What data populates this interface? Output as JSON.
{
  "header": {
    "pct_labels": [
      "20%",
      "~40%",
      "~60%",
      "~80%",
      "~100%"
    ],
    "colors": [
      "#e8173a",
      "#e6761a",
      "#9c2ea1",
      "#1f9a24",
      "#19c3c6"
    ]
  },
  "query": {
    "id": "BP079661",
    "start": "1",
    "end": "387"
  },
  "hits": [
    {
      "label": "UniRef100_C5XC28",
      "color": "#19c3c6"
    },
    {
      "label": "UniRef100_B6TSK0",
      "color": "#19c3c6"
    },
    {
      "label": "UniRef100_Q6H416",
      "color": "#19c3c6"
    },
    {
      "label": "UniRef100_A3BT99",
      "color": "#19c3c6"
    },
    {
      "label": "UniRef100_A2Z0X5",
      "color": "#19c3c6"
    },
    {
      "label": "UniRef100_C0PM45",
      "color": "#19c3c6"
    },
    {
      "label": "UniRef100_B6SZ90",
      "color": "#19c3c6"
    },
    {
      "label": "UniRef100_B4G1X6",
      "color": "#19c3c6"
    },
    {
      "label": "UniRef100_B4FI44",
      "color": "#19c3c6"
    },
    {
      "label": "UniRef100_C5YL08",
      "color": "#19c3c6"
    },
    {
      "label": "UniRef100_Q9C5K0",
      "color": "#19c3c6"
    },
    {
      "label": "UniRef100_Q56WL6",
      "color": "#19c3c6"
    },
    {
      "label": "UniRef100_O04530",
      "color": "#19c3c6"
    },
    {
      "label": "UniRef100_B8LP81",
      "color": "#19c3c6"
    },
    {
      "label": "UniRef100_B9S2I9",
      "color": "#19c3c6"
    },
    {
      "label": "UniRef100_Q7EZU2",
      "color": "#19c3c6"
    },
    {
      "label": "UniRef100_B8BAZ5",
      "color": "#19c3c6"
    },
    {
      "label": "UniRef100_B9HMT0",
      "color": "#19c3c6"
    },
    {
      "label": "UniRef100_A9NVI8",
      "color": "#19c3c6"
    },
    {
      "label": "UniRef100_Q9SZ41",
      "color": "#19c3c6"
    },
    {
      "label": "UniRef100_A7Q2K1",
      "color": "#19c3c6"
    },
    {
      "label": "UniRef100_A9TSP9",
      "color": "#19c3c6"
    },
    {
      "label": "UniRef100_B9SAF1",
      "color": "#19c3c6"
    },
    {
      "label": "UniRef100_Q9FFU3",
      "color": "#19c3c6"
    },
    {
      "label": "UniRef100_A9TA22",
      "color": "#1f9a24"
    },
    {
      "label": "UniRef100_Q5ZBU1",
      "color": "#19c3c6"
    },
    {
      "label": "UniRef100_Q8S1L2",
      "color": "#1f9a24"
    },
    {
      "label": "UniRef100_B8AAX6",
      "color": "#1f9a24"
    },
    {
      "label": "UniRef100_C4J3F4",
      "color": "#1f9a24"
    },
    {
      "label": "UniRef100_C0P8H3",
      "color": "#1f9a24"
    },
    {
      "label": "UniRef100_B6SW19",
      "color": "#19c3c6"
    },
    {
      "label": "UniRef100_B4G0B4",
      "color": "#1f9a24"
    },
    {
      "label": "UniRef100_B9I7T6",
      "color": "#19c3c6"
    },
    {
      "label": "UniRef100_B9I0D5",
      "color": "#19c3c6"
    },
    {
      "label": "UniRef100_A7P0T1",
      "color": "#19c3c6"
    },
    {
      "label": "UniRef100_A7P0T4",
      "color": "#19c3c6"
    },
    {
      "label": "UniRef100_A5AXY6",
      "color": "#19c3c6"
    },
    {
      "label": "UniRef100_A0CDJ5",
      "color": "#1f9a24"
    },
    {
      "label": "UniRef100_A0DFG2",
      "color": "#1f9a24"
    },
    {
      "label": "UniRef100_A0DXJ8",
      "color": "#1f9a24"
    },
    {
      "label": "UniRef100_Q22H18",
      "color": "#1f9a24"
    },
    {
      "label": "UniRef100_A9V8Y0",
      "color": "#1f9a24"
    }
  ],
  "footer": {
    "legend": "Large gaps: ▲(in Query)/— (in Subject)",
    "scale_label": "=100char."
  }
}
######
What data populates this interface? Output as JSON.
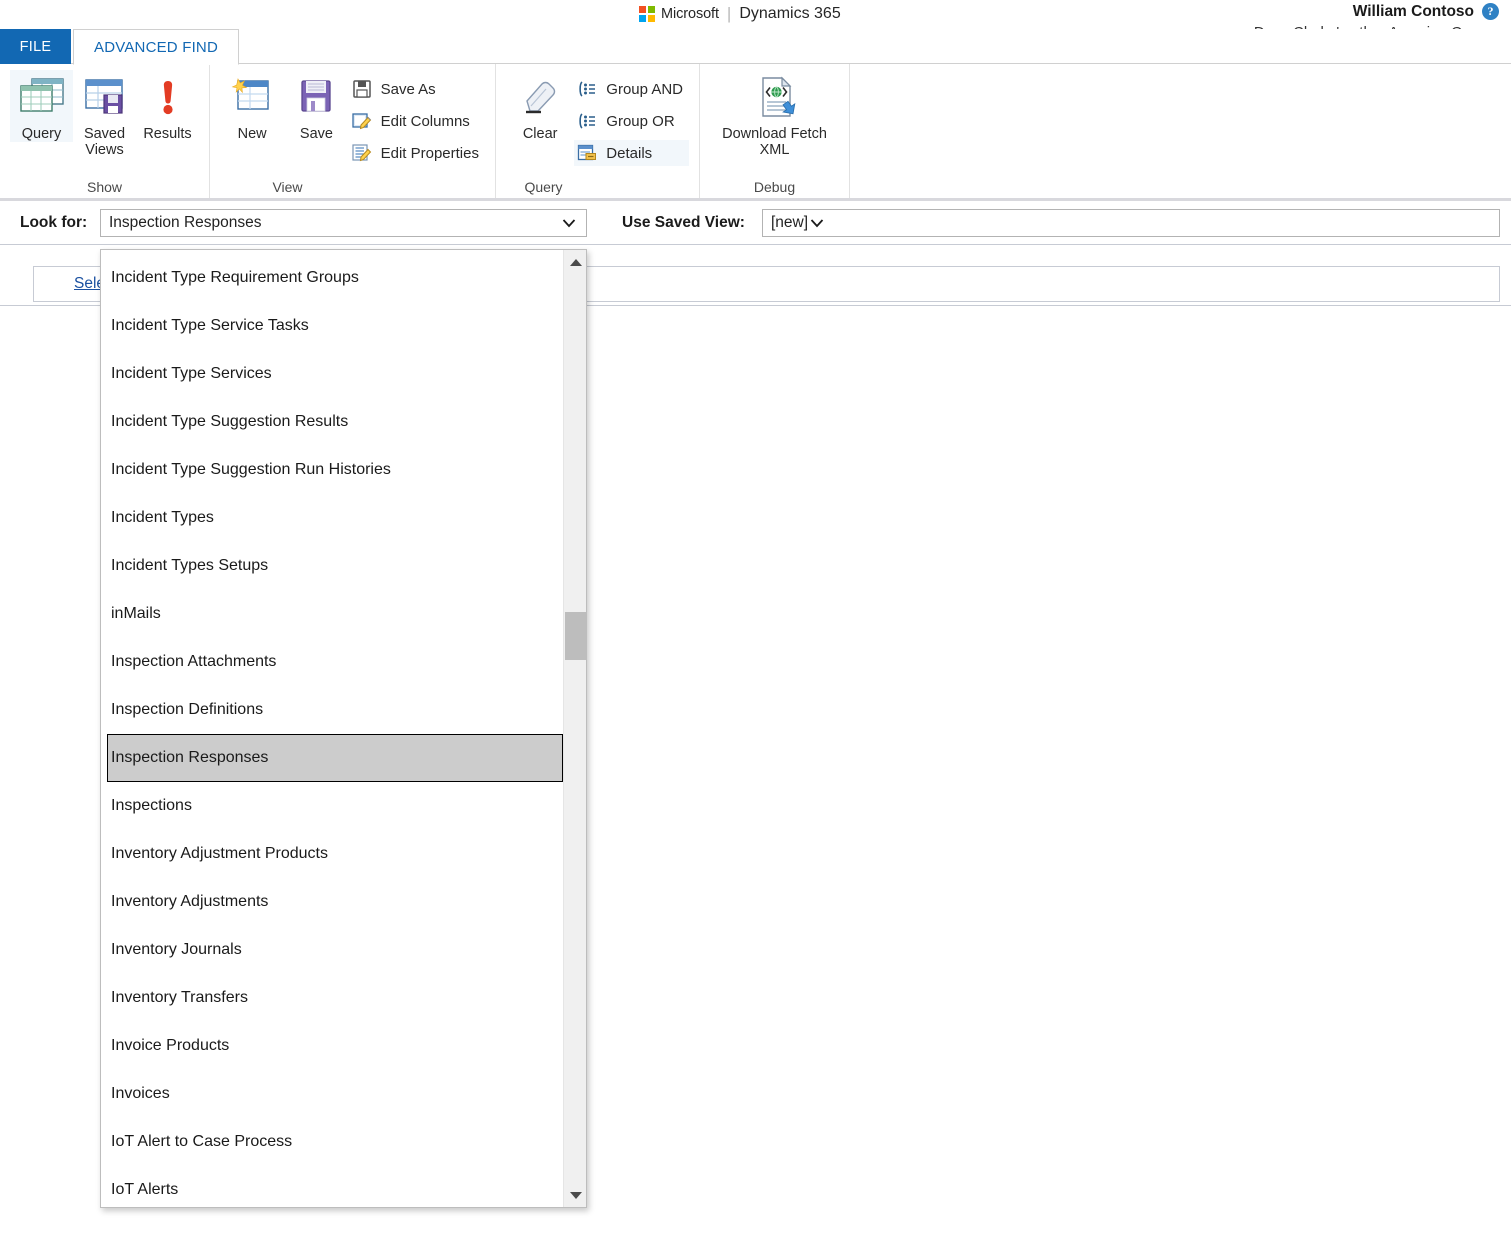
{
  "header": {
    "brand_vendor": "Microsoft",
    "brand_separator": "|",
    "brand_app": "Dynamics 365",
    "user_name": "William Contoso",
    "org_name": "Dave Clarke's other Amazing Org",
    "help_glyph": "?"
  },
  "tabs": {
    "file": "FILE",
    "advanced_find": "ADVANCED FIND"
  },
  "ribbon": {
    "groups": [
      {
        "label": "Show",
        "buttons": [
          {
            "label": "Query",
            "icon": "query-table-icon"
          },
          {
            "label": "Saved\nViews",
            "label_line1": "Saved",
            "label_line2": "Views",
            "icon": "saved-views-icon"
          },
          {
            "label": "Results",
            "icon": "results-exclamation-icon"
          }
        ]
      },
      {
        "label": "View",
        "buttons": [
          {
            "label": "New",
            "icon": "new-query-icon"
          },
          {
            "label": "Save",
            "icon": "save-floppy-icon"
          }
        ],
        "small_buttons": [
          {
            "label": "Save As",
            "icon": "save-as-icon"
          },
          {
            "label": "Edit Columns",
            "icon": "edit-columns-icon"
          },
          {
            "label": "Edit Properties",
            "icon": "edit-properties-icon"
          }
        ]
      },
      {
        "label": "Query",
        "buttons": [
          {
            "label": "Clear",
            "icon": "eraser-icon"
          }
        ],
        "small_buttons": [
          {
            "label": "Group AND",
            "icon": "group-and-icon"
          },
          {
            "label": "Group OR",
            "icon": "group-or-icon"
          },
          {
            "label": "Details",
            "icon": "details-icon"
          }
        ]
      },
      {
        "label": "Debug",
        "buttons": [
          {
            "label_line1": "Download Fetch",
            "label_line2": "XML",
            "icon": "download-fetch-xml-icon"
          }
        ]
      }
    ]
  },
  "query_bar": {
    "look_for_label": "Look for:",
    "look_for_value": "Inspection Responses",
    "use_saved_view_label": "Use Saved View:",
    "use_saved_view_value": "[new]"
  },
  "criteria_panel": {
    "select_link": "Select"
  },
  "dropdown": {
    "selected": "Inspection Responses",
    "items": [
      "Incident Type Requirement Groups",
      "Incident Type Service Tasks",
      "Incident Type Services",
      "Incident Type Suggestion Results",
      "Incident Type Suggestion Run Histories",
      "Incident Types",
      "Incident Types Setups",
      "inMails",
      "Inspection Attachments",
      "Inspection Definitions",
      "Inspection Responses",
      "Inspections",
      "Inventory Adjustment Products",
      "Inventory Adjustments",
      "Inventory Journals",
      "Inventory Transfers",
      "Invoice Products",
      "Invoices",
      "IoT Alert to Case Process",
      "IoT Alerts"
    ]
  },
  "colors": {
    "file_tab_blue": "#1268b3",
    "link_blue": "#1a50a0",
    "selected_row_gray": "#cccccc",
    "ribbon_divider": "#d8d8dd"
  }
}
######
YOUR INSTRUCTIONS:
Where a line in the entries holds "Responses", copy that line.

CORRECT RESPONSE:
    "look_for_value": "Inspection Responses",
    "selected": "Inspection Responses",
      "Inspection Responses",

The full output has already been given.